Extracted material =>
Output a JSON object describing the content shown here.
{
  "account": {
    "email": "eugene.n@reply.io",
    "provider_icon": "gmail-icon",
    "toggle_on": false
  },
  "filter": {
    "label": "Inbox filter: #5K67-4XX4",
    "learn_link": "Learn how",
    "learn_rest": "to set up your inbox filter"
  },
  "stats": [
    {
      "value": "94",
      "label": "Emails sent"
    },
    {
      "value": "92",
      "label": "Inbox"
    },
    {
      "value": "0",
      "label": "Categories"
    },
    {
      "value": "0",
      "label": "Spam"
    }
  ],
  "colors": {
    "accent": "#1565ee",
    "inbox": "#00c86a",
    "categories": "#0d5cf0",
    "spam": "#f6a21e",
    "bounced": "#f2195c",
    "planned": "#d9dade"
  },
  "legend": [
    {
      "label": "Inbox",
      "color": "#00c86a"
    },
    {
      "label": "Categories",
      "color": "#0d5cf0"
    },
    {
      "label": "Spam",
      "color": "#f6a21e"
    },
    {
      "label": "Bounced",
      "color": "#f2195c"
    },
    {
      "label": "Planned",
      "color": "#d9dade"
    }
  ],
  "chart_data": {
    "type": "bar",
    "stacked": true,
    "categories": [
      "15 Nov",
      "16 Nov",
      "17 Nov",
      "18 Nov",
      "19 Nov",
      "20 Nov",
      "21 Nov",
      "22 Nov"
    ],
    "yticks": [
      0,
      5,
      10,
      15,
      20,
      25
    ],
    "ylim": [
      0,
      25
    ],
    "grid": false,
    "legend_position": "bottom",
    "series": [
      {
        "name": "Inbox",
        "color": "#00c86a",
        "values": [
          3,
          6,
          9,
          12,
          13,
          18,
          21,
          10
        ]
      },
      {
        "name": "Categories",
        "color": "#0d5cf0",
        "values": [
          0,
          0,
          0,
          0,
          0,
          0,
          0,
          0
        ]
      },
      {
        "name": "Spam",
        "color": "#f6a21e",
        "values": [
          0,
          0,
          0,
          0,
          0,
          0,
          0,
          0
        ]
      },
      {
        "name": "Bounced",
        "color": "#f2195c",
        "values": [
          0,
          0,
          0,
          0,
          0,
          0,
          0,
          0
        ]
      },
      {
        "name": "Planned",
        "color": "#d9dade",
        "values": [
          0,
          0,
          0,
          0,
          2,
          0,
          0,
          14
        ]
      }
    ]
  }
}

--

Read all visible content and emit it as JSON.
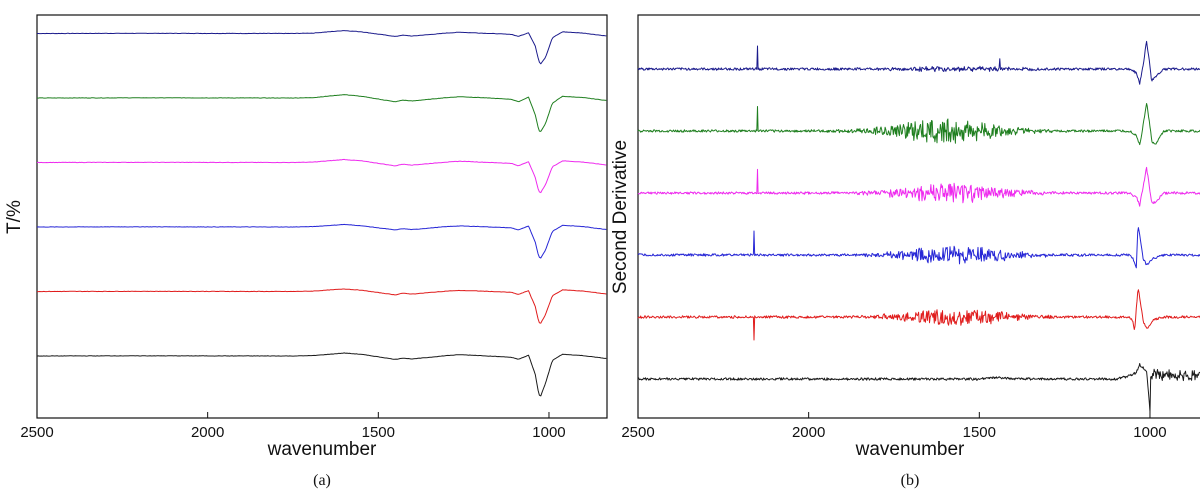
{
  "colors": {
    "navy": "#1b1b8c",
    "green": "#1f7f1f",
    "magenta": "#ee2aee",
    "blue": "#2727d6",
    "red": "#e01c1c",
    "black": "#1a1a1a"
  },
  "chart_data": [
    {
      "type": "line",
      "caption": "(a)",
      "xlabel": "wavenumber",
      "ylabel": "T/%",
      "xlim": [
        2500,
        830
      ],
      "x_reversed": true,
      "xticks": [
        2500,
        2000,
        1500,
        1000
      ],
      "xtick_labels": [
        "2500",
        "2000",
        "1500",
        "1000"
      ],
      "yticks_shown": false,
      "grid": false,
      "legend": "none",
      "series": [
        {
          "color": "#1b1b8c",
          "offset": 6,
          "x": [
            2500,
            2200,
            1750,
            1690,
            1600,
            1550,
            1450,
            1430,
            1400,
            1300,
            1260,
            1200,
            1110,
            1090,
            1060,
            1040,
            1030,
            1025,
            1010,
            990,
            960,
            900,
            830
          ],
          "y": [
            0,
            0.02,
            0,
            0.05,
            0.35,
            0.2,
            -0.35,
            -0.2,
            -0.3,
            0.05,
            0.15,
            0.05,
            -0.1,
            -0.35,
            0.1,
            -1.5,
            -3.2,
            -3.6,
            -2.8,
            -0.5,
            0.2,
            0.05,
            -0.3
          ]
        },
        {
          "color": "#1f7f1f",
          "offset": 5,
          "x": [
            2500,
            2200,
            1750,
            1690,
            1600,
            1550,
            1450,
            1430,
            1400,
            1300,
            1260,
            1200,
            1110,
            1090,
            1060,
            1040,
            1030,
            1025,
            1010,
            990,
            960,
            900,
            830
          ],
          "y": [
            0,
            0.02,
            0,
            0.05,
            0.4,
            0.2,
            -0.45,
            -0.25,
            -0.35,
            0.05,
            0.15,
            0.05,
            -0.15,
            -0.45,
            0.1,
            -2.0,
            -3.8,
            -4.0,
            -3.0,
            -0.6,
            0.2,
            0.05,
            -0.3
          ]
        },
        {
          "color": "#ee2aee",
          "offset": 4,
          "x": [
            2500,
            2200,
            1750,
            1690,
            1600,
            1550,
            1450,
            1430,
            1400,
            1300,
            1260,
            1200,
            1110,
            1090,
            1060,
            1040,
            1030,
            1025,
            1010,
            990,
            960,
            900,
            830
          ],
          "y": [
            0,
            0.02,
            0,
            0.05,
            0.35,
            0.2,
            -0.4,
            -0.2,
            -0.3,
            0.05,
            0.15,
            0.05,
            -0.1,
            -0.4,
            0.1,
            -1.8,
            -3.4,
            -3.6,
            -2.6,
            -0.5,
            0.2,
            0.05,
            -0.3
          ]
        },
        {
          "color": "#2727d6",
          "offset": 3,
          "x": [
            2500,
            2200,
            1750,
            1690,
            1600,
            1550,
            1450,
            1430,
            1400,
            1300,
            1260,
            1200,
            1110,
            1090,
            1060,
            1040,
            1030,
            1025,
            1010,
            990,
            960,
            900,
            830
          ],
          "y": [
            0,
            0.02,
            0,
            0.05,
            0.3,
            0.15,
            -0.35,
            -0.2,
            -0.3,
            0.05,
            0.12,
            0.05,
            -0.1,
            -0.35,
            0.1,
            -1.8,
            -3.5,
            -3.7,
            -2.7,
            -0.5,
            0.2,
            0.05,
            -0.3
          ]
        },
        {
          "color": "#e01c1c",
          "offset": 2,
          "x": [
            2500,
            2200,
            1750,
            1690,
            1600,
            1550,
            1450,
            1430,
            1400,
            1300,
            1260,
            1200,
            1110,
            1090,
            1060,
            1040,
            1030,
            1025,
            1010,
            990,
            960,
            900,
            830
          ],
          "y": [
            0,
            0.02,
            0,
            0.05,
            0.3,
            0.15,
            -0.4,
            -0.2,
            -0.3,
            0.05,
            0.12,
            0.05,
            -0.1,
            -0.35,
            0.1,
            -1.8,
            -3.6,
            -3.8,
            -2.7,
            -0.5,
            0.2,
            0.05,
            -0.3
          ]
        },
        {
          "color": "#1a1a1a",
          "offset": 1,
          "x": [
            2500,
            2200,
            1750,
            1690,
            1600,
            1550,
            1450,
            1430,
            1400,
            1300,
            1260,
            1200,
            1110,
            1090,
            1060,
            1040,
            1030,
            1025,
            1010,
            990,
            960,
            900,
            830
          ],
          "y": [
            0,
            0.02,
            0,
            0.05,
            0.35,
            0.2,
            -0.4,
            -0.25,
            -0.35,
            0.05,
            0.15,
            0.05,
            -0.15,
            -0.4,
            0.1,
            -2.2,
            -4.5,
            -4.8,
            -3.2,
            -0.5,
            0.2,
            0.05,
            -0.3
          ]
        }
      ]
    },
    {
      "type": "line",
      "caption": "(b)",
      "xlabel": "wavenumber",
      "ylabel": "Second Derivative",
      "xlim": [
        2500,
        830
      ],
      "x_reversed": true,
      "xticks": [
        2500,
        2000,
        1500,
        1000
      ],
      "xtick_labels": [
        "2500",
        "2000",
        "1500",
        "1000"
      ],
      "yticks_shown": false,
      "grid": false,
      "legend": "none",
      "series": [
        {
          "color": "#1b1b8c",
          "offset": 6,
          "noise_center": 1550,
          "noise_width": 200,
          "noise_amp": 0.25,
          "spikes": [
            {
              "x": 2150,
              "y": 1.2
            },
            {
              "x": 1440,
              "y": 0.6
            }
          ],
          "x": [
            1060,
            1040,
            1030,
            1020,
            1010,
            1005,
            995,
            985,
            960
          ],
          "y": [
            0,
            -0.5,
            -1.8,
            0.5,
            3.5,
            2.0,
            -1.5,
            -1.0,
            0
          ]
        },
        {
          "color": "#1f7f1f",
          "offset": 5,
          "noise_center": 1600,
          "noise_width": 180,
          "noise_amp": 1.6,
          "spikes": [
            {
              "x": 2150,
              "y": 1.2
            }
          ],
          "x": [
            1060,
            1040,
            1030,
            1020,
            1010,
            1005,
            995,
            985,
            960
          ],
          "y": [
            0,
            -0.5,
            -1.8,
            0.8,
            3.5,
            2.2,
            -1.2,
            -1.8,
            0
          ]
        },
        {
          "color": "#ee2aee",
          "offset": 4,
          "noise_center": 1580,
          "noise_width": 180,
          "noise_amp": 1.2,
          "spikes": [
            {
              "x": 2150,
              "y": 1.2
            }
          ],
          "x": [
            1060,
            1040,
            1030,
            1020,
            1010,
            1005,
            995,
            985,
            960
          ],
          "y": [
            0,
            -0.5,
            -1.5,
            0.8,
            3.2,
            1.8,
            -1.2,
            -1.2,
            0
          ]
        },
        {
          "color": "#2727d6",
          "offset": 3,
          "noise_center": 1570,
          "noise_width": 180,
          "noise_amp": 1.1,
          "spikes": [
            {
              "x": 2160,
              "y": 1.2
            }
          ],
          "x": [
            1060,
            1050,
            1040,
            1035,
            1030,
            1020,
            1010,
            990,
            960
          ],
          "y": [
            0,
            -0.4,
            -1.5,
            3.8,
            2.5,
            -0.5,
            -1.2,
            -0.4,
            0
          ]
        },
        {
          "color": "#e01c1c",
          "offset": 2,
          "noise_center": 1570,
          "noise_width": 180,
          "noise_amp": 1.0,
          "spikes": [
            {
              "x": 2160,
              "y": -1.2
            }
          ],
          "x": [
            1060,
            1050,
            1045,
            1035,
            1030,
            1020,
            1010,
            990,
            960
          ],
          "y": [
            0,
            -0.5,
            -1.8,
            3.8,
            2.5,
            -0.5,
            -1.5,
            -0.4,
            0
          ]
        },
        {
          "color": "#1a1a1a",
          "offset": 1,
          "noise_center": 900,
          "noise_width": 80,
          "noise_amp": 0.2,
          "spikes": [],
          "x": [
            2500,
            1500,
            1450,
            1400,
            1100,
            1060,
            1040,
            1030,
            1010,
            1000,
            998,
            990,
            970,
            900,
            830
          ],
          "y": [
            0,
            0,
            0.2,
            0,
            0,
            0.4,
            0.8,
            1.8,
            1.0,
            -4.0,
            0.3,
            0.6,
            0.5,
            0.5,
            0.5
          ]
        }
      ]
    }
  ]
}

* * *

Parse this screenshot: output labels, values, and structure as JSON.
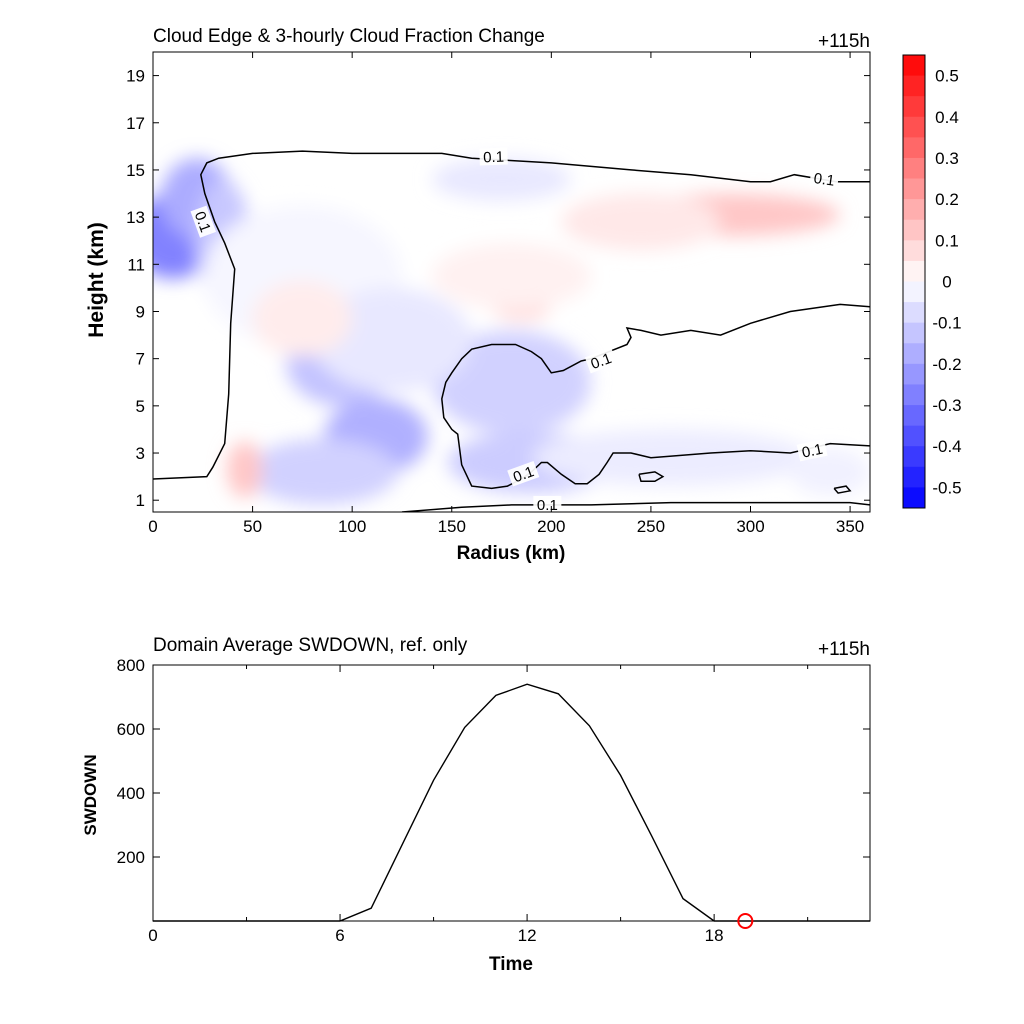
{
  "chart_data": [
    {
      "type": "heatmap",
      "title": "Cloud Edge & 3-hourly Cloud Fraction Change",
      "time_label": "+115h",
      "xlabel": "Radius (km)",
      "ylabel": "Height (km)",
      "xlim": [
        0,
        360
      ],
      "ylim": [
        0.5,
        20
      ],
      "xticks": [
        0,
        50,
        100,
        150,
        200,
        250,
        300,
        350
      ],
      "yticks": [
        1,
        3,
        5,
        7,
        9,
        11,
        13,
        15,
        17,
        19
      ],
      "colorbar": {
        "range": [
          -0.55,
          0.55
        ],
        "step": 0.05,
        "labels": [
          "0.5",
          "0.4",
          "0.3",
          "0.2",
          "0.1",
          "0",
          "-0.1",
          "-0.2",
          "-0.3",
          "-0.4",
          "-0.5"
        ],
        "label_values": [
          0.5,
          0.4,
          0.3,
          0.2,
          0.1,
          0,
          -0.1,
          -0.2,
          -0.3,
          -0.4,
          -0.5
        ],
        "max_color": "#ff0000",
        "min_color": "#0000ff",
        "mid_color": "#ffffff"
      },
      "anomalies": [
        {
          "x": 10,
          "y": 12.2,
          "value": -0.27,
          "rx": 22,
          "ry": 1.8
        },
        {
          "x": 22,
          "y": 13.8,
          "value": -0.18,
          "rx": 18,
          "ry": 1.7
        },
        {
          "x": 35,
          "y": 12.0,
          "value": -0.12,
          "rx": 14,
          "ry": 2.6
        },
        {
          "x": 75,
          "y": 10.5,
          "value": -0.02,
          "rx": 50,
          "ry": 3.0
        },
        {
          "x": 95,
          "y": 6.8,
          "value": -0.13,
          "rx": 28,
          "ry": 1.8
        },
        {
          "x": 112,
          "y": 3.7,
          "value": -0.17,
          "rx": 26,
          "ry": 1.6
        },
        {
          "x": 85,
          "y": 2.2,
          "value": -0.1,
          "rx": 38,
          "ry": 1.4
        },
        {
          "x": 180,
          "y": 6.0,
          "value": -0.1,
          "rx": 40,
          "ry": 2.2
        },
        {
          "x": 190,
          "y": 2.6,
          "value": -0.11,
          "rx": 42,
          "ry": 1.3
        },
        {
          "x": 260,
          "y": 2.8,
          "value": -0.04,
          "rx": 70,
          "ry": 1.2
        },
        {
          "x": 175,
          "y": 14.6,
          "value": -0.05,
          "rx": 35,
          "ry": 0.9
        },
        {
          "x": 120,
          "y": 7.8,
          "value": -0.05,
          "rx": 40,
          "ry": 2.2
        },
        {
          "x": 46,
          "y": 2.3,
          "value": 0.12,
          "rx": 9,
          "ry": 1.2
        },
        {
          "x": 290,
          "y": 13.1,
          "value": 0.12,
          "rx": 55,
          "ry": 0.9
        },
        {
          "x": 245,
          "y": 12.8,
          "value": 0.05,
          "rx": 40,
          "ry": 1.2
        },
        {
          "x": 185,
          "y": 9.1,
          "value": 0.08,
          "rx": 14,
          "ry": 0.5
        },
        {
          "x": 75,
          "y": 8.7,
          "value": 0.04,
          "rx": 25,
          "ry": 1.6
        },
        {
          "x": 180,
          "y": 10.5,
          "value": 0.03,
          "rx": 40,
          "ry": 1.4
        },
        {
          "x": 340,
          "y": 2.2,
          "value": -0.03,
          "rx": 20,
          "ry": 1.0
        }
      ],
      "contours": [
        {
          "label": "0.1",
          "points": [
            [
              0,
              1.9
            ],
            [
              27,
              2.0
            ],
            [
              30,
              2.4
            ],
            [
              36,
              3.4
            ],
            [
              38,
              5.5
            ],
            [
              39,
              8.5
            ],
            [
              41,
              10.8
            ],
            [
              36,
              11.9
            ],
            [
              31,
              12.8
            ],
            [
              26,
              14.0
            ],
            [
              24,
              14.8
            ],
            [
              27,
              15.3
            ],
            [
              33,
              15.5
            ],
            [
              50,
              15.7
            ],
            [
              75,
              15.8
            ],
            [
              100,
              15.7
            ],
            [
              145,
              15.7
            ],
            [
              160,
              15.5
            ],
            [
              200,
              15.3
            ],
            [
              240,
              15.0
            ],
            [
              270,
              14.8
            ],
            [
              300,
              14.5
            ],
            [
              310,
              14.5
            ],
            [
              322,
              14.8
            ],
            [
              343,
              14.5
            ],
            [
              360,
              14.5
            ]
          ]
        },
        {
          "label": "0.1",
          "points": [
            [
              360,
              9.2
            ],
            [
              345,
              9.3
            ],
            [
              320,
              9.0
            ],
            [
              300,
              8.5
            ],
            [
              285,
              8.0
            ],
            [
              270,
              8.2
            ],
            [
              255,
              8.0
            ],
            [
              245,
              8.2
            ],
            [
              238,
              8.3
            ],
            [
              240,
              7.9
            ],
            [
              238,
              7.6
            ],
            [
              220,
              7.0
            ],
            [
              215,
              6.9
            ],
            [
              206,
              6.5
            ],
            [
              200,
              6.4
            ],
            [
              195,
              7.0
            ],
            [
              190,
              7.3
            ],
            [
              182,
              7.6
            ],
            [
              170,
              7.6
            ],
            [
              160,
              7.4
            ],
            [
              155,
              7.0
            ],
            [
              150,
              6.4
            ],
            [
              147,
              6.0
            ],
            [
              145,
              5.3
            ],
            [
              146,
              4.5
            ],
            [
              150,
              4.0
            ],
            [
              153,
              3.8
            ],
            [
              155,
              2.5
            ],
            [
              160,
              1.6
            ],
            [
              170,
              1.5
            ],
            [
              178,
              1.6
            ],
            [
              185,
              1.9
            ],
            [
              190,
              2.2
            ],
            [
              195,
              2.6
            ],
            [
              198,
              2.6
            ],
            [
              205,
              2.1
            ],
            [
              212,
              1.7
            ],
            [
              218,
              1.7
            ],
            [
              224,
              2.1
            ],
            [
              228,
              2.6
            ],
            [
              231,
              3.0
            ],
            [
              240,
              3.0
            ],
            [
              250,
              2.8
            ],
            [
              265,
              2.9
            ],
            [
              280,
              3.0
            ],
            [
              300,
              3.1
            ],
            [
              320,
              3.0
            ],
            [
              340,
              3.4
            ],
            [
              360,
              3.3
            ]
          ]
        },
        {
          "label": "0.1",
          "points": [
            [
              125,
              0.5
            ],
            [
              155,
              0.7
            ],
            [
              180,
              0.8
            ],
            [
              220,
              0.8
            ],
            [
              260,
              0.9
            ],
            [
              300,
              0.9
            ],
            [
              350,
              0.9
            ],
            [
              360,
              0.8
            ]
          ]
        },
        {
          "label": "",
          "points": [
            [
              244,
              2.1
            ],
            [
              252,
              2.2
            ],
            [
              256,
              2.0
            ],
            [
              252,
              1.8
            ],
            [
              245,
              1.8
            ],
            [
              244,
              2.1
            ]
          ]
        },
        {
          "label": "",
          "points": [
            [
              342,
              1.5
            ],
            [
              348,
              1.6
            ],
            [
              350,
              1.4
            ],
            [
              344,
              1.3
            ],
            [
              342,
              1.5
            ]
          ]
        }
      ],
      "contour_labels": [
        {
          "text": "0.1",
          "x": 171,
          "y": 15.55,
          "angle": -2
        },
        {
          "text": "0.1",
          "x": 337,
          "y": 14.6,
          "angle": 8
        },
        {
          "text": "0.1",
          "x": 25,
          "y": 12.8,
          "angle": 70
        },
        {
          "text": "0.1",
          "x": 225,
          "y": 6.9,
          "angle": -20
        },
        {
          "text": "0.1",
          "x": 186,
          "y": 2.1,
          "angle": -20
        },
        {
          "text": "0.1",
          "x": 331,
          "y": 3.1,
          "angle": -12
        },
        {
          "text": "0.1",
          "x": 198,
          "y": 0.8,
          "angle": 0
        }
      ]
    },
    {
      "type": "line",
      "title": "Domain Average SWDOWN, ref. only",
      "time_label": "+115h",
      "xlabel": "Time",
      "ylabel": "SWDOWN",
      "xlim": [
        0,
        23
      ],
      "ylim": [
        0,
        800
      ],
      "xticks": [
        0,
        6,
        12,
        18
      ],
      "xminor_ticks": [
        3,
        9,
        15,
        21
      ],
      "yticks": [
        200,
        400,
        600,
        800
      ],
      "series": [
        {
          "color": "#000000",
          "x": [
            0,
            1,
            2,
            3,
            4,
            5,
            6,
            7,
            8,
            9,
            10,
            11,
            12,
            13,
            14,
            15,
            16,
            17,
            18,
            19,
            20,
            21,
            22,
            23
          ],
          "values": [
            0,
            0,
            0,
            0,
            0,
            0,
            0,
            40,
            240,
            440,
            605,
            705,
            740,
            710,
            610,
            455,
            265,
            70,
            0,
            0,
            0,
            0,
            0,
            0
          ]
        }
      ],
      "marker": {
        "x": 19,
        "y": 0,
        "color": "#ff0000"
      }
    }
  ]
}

Task brief => Search the data above for the string "content" and return every line that has it.

Result below =>
Output a JSON object describing the content shown here.
Read all visible content and emit it as JSON.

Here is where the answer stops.